Copy out all the lines in the records that include the word "surface".

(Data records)
========
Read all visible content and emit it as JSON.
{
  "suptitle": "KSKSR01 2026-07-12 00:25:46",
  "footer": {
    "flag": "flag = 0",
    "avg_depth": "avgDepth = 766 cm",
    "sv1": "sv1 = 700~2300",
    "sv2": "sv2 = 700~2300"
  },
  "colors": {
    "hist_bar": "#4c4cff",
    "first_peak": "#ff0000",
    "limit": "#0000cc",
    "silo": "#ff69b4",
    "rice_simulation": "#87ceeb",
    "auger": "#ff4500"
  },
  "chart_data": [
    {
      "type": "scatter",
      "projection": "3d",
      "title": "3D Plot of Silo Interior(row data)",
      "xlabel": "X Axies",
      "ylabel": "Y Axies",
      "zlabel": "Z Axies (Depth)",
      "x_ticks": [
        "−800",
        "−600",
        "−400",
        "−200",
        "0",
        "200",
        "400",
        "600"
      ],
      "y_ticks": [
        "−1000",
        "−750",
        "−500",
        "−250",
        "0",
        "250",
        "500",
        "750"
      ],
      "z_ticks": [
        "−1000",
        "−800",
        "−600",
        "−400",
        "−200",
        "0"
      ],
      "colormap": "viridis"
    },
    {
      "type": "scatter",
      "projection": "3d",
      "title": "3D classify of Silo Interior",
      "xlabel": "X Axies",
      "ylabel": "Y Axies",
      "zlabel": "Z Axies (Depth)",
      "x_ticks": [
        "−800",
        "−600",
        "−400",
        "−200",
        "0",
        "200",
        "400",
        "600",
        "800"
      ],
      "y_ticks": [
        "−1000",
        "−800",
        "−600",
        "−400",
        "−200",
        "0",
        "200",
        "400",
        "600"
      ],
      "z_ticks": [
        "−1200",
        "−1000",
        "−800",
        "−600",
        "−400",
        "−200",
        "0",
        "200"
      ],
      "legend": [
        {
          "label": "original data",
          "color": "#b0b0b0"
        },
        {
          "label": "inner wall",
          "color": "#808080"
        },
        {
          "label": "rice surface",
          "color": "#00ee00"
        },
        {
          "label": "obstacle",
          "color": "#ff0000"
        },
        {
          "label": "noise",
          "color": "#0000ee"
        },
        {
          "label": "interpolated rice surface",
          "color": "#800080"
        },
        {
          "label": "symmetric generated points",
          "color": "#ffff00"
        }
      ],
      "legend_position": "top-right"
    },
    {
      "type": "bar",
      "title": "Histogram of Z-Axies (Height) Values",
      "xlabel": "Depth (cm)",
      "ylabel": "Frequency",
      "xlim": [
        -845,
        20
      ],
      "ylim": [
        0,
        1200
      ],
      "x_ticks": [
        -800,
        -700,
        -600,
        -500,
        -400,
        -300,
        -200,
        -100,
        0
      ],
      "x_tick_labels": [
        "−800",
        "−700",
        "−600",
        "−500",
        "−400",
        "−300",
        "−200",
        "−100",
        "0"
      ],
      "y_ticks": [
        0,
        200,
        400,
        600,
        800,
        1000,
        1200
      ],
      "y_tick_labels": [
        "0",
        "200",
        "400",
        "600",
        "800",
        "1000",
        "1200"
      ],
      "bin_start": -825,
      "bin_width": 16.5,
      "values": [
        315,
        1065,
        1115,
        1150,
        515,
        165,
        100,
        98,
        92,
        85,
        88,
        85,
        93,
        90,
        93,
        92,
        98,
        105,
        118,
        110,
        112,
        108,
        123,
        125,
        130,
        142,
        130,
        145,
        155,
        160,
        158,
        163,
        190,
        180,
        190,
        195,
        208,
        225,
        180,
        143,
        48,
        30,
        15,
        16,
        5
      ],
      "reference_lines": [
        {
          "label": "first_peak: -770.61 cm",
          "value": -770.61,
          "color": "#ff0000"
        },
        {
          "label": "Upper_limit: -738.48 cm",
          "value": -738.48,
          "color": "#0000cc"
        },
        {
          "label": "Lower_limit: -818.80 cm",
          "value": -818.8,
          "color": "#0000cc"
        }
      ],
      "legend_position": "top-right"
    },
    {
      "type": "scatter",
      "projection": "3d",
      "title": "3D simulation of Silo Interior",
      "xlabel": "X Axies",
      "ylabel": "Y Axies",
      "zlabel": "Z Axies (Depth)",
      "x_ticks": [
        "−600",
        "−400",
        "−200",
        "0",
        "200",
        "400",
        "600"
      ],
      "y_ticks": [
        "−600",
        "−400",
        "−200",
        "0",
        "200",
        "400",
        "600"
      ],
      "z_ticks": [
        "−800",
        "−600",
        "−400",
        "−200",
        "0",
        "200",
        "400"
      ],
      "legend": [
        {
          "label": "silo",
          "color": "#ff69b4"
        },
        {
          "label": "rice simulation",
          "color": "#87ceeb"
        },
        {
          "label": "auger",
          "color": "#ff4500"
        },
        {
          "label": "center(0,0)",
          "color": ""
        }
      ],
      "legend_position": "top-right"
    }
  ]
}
========
## Task response
          "label": "rice surface",
          "label": "interpolated rice surface",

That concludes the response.